##### Selected text #####
My Great Grandfather Elmer R. Coplen was born to Martin VanBuren Coplen and Sarah Severns Coplen on November 13th, 1867. He lived on a farm built by his father on the west side of the Tippecanoe River across from Talma, Indiana (aka Bloomingsburg). As a child he attended Talma School until the 8th grade.

Fulton County Historical Society Quarterly No 24
Elmer had an older brother named Wilson and an adopted sister named Rosa Emmons. Wilson married Nancy Ellen Burkett and Rosa went on to marry Benjamin Meredith. Elmer was a farmer like his father but soon learned the skill of carpentry and it became his main occupation. His family remembers him as a very loving man and a dedicated husband and father.
 

Elmer Coplen about 1910
Filson Family collection
My Great Grandmother Frances A. Rodabaugh was born to Adam Rodabaugh and Frances A. Hynes on November 8, 1872. The day began in celebration of her arrival but quickly turned tragic as her mother passed away from complications of the birth. As her father Adam, already had five other children, Frances was sent to be raised by her grandparents, John Hynes Sr. and Nancy Coble Hynes, with guardianship being held by her uncle, John Hynes Jr.
##### Provided material #####
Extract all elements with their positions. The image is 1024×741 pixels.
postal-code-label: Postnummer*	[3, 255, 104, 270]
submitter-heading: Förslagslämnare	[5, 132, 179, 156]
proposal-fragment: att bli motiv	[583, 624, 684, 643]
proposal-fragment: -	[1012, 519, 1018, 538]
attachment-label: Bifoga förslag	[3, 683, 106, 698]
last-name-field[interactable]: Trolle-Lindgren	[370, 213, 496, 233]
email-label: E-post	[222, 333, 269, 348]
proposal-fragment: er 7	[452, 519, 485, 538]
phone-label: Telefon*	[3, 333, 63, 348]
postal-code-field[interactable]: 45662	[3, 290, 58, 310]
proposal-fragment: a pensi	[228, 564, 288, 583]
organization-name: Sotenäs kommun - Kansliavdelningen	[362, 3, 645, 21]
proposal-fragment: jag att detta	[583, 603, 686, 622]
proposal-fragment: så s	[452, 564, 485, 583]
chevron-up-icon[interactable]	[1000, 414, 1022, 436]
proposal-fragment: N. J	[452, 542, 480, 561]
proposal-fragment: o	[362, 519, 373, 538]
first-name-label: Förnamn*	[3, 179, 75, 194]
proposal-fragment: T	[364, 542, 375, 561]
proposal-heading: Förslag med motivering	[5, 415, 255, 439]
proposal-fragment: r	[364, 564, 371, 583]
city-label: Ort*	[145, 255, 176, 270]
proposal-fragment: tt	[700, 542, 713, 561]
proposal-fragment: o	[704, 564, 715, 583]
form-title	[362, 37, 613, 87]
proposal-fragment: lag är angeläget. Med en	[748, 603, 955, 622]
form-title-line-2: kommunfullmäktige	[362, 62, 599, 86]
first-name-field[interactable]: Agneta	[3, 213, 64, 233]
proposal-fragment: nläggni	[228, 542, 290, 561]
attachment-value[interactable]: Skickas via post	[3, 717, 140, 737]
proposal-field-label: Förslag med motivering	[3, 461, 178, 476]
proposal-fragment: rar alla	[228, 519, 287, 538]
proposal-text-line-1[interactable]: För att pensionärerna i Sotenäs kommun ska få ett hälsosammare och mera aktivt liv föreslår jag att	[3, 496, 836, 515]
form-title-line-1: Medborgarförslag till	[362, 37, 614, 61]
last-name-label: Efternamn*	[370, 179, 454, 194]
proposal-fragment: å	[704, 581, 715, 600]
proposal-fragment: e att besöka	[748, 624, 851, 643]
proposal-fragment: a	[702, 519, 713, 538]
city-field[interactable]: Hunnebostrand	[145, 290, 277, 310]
#####
*Work to complete*.
[a] In the Coplen family history, what became Elmer R. Coplen's main occupation?
[b] Copy from the Coplen family history everything from "My Great Grandfather" down to "the 8th grade.".
[c] Carry on the Coplen family history from the point where it stops.

*Answers below*.
[a] Carpentry

[b]
My Great Grandfather Elmer R. Coplen was born to Martin VanBuren Coplen and Sarah Severns Coplen on November 13th, 1867. He lived on a farm built by his father on the west side of the Tippecanoe River across from Talma, Indiana (aka Bloomingsburg). As a child he attended Talma School until the 8th grade.

[c]
Frances A Rodabaugh about 1885
Filson Family collection
She grew up on her Grandfather's farm a short distance from her family’s, in Clinton Township, Cass County, Indiana, which was a small community outside of Logansport. She was a devoutly religious woman and went to church often. While attending church convention for young adults, she met and fell in love with Elmer. They married in Cass County on April 16, 1891, when Frances was 18 and Elmer was 23. They had a family of seven children that I wrote about in my previous post.
 

Elmer Coplen and Frances Rodabaugh Coplen Marriage Photo 1891
Filson Family collection
They raised their family in Talma until about 1920 when they sold their farm and moved to another one southwest of Inwood. They then joined the Inwood Methodist Church and this is where my Grandmother Grace and Grandfather Russell met.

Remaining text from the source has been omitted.